--- START ---
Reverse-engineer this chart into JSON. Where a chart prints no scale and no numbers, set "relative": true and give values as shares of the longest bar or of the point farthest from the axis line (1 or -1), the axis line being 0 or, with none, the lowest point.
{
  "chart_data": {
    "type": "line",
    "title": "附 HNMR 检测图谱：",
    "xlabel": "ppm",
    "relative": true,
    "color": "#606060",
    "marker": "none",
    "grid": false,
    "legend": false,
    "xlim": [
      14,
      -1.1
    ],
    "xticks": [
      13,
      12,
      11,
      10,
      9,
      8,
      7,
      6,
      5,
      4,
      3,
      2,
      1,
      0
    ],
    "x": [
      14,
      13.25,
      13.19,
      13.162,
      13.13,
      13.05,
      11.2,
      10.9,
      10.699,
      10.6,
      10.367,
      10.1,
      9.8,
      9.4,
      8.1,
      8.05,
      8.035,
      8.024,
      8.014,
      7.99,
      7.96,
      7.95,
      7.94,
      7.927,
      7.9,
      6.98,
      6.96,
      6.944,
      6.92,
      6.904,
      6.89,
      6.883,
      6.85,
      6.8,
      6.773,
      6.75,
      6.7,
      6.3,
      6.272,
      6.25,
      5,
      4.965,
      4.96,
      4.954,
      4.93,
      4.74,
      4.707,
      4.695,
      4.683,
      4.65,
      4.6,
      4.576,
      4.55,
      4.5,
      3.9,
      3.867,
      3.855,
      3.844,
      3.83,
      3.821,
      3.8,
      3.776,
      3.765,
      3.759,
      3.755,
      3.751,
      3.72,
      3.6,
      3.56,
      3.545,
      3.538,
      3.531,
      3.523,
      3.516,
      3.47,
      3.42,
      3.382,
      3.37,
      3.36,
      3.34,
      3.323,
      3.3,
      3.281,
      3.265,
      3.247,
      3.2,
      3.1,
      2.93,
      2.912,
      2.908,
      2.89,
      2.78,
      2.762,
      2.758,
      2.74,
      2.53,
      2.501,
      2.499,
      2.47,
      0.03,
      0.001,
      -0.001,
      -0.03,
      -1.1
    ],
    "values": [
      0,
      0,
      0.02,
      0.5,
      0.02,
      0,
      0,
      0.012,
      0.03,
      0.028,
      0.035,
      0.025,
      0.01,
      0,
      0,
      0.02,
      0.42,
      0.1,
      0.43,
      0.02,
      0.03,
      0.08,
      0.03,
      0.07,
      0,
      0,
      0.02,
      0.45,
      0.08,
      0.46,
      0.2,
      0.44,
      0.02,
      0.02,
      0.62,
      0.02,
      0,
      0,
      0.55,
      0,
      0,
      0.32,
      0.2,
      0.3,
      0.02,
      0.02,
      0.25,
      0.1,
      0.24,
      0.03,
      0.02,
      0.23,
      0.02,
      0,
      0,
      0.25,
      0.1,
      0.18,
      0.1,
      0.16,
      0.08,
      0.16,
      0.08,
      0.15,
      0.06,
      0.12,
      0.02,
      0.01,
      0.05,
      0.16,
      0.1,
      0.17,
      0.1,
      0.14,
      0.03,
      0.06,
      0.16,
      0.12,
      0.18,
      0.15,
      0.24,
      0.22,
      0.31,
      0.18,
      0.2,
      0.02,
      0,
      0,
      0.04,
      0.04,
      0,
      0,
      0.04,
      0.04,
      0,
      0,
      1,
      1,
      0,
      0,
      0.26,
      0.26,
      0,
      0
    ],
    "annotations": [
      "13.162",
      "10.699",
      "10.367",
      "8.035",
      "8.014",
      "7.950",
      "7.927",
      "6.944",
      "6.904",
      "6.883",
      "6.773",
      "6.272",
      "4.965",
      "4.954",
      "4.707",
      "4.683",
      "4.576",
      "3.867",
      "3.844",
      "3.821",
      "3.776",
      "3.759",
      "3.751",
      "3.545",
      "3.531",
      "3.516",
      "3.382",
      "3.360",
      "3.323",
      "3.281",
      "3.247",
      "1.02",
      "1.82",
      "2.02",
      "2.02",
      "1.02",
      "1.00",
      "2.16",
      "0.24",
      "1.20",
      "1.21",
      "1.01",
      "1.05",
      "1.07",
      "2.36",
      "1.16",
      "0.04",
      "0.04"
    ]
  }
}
--- END ---
§ Exercise description
Look over the material above and show each line where "relative" appears.

§ Solved problem
Reverse-engineer this chart into JSON. Where a chart prints no scale and no numbers, set "relative": true and give values as shares of the longest bar or of the point farthest from the axis line (1 or -1), the axis line being 0 or, with none, the lowest point.
    "relative": true,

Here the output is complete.